Search the data below for "образований"; list each line that holds it.
**********
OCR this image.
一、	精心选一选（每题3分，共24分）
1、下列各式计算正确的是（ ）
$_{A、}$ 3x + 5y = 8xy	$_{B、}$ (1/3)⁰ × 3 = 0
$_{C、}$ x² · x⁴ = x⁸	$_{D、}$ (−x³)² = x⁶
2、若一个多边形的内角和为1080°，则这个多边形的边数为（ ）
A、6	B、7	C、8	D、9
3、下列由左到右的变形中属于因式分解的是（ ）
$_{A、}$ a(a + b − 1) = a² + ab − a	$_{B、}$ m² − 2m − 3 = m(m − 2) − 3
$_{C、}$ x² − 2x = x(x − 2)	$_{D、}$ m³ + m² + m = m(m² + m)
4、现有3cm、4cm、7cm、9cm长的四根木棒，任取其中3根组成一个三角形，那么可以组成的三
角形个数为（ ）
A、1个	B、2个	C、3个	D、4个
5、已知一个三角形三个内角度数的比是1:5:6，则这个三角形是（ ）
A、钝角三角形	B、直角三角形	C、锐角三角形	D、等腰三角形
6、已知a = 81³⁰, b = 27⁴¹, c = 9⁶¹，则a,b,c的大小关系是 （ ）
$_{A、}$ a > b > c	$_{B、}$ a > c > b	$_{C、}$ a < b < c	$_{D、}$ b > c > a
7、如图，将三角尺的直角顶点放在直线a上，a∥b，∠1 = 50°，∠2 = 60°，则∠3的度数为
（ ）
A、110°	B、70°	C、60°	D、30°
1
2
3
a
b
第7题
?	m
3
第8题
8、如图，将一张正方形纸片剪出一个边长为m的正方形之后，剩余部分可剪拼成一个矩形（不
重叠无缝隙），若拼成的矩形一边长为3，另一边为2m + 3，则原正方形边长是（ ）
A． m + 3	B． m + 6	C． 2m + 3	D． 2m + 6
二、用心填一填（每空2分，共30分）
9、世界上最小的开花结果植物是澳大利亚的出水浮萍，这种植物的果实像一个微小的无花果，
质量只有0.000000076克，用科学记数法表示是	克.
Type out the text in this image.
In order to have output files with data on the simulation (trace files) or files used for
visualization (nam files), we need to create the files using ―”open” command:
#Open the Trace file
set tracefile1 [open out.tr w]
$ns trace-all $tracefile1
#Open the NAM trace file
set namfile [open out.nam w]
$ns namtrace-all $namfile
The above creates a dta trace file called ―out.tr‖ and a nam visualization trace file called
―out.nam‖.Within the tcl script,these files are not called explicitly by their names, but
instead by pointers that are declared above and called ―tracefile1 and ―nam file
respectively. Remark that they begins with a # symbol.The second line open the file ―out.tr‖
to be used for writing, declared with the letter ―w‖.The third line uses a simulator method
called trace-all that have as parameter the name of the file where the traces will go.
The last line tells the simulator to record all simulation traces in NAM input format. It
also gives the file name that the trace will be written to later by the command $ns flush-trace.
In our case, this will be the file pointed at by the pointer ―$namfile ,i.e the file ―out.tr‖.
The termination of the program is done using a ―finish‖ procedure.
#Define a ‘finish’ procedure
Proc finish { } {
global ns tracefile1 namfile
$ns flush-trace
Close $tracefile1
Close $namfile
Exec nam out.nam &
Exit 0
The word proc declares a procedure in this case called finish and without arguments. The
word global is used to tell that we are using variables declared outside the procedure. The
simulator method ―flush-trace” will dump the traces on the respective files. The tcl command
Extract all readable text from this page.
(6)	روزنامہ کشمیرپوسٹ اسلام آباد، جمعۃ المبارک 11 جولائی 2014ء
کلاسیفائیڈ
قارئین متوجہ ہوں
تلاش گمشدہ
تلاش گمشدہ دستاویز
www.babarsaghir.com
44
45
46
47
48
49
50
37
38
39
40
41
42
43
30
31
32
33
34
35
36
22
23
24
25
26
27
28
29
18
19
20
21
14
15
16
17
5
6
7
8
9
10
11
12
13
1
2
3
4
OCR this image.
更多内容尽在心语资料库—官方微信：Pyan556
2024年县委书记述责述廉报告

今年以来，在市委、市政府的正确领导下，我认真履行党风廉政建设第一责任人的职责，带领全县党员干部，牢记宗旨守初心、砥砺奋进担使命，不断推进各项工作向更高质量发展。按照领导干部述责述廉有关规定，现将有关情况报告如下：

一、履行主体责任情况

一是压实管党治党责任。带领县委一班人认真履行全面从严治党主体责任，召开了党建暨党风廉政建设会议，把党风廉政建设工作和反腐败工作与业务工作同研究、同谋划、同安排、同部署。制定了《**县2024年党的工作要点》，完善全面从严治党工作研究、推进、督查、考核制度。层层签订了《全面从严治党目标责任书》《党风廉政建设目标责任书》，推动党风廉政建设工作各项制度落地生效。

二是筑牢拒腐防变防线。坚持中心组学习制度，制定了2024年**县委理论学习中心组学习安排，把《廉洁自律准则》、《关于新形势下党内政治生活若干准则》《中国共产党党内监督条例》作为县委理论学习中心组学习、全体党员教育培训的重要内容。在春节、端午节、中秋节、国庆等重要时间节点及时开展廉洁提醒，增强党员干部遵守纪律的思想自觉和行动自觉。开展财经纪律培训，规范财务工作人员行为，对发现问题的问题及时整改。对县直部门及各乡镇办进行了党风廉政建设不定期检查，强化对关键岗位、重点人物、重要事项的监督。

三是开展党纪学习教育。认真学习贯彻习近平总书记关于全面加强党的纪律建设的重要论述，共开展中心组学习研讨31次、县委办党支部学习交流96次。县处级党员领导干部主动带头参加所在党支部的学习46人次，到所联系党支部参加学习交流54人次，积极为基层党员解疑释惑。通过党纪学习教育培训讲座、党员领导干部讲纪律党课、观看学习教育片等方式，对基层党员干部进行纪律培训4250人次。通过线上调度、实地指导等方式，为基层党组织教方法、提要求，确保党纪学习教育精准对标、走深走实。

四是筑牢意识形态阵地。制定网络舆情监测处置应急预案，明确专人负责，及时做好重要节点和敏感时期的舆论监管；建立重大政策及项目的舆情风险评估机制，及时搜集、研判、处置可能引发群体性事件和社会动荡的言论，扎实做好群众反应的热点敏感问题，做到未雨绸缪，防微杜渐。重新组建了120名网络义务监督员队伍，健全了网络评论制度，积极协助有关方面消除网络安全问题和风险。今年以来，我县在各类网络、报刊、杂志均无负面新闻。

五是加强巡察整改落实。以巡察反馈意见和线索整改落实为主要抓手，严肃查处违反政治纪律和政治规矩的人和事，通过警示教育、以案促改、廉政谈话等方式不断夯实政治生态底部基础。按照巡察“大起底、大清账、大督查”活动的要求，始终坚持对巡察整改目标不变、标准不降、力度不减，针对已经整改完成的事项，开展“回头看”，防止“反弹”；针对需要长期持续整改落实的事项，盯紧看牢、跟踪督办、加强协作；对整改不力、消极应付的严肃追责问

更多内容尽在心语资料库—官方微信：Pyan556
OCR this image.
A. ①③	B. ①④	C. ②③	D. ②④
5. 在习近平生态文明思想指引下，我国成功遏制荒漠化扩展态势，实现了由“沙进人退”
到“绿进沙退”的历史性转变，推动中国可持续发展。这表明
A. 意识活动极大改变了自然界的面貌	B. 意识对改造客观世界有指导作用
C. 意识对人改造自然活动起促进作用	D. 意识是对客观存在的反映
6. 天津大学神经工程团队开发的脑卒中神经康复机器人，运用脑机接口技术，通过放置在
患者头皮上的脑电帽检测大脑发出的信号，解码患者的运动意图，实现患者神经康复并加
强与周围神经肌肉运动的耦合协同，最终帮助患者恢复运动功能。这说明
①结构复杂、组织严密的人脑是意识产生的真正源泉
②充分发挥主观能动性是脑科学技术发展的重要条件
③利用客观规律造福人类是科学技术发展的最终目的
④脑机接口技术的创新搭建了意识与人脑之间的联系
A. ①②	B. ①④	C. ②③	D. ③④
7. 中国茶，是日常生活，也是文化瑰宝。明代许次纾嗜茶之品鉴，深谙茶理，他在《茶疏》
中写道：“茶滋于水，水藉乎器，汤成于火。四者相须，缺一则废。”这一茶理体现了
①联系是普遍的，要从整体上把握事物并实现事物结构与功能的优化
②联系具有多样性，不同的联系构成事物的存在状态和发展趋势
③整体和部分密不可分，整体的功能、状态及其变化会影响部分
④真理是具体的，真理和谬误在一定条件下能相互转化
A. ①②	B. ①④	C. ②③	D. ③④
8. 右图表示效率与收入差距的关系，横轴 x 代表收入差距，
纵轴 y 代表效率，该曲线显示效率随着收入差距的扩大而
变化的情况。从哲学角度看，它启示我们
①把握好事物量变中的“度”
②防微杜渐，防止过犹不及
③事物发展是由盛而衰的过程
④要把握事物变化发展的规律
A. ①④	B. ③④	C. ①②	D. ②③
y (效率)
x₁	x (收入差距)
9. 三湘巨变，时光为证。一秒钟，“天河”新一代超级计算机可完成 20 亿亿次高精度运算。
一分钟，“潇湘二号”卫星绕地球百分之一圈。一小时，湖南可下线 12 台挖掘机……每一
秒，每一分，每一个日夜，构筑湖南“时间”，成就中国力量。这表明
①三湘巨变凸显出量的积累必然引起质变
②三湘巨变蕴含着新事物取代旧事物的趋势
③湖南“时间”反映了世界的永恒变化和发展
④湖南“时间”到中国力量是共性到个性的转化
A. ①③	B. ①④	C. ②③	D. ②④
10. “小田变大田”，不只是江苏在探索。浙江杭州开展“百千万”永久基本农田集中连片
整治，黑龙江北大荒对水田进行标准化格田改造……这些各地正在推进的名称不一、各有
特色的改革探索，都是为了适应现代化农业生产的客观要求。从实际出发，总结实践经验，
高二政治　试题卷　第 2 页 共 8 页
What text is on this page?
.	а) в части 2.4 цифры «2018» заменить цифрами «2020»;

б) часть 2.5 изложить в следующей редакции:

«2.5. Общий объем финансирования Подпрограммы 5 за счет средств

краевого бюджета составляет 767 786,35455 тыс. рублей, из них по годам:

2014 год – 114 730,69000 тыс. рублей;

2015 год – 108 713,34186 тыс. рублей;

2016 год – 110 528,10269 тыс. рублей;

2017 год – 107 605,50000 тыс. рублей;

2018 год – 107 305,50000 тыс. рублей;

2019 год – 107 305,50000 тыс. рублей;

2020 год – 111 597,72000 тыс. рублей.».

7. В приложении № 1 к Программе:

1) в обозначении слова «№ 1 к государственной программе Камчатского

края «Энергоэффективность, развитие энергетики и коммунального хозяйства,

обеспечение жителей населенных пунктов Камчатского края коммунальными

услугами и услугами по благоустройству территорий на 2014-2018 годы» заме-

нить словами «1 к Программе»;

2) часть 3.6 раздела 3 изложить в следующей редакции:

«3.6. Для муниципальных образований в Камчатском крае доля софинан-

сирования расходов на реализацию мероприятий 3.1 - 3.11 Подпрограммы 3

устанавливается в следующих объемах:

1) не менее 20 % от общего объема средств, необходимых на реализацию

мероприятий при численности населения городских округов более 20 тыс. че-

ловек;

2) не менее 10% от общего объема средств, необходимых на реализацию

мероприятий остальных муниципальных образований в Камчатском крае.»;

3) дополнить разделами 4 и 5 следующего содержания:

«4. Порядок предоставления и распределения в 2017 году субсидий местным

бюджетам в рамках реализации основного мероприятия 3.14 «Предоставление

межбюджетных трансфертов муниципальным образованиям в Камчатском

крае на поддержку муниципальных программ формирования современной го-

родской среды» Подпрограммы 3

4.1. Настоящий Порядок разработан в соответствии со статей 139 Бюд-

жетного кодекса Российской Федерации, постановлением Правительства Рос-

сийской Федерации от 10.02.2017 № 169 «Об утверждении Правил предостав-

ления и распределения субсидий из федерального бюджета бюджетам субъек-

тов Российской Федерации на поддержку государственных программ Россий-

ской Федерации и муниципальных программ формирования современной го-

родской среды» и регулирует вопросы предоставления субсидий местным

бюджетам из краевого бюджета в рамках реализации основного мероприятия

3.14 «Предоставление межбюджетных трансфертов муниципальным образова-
**********
> WRITTEN ANSWER
«3.6. Для муниципальных образований в Камчатском крае доля софинан-
мероприятий остальных муниципальных образований в Камчатском крае.»;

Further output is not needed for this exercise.